**Task to carry out**
Show every line of the records below that contains the word "icon".

===== Supplied material

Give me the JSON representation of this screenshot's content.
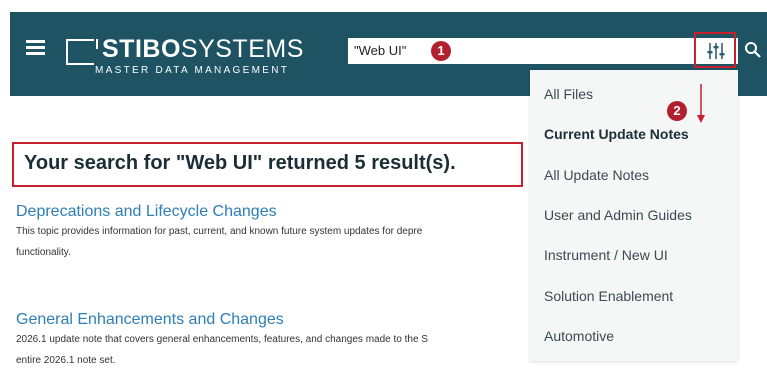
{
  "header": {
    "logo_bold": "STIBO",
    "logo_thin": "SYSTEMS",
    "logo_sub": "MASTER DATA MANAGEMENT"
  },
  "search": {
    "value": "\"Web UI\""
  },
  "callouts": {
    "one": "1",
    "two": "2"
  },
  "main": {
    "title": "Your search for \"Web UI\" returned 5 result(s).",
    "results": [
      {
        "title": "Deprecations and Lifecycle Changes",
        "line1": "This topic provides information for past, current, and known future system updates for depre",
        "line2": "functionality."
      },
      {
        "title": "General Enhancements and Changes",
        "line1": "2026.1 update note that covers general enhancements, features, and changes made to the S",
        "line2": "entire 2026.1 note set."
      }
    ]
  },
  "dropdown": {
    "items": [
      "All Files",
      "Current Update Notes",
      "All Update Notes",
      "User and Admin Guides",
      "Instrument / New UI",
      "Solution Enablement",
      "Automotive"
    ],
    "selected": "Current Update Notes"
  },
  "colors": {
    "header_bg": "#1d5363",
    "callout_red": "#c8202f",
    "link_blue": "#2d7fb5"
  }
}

==========
===== Supplied material

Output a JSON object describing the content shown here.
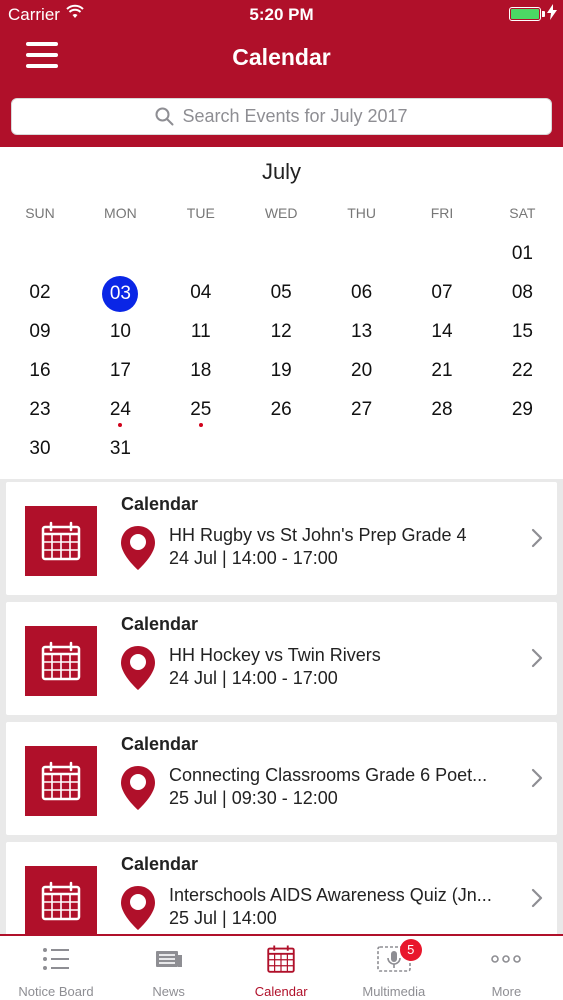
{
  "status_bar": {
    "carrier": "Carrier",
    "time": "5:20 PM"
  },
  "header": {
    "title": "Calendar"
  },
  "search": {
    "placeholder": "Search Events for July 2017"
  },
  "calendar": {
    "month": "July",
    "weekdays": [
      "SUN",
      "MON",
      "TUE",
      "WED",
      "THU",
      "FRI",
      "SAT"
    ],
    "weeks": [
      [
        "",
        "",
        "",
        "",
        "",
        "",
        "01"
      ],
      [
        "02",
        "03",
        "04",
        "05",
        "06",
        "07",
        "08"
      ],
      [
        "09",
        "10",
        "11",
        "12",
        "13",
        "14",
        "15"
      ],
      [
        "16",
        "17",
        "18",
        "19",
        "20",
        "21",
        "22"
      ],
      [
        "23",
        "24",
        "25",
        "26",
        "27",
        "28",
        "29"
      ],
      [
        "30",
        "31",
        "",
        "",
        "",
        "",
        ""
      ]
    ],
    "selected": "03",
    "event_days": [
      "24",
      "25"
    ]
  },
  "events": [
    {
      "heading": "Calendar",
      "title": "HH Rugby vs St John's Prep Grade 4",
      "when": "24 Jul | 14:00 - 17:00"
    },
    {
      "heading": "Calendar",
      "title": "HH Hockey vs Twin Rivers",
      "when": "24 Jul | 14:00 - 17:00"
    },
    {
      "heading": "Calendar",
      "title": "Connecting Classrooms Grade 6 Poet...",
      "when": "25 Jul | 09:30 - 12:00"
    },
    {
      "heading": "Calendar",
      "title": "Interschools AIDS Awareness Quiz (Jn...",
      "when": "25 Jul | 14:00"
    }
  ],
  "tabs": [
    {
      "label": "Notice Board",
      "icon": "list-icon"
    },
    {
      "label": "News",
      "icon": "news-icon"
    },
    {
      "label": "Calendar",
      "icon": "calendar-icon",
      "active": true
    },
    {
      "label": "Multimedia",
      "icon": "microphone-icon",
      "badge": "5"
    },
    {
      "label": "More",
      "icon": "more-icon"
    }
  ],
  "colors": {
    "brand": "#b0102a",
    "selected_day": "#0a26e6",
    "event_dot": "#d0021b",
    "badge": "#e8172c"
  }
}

==========

**Finished answer**
      "icon": "list-icon"
      "icon": "news-icon"
      "icon": "calendar-icon",
      "icon": "microphone-icon",
      "icon": "more-icon"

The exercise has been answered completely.